(Rows from a layout dataset)
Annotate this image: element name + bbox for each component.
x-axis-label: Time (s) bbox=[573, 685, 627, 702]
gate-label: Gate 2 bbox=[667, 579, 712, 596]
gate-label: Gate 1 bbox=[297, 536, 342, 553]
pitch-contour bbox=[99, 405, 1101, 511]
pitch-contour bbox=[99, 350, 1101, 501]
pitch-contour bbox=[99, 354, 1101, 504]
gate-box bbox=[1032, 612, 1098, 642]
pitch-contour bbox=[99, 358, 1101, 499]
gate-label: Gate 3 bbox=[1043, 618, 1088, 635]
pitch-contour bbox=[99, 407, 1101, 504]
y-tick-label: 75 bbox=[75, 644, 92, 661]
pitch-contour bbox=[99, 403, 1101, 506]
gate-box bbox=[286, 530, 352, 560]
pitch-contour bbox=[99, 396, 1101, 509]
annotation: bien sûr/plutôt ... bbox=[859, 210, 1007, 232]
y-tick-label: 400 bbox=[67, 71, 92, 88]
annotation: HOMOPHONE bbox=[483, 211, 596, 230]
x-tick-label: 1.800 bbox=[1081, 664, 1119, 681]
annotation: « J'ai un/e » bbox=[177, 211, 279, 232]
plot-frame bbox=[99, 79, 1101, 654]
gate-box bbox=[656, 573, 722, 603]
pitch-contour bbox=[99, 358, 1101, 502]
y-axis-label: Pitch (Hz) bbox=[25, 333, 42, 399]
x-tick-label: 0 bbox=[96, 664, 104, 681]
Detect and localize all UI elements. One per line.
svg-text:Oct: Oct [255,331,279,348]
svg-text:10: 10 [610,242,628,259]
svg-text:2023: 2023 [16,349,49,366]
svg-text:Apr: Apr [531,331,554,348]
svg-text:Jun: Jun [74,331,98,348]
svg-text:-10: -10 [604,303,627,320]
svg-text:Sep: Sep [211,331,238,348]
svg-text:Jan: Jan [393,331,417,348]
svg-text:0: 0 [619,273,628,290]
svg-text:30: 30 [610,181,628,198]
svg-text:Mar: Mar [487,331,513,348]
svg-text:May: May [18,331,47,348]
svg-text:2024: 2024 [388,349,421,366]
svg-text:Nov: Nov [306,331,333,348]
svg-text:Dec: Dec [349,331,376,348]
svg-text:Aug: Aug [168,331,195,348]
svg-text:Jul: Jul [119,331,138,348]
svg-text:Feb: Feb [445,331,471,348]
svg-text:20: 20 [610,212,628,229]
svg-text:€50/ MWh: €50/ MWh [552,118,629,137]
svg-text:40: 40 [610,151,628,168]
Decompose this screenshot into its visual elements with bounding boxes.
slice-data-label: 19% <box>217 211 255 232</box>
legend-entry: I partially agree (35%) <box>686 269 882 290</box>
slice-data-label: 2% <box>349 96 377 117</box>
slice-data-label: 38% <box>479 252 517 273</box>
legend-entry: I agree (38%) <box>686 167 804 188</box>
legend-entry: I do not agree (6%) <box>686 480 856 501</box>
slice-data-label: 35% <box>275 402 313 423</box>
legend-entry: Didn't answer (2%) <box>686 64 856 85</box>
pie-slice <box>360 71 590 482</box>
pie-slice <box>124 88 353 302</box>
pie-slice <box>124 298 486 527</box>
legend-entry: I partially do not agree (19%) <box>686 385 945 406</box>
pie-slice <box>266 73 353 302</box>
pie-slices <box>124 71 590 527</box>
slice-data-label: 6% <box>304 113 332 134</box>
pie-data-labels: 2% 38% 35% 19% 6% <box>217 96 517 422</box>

WORK REQUIRED
Repeat the rows above from the very first line through the line containing "gate-label: Gate 3", with both of those lines included.

ANSWER TO THIS PROBLEM
Annotate this image: element name + bbox for each component.
x-axis-label: Time (s) bbox=[573, 685, 627, 702]
gate-label: Gate 2 bbox=[667, 579, 712, 596]
gate-label: Gate 1 bbox=[297, 536, 342, 553]
pitch-contour bbox=[99, 405, 1101, 511]
pitch-contour bbox=[99, 350, 1101, 501]
pitch-contour bbox=[99, 354, 1101, 504]
gate-box bbox=[1032, 612, 1098, 642]
pitch-contour bbox=[99, 358, 1101, 499]
gate-label: Gate 3 bbox=[1043, 618, 1088, 635]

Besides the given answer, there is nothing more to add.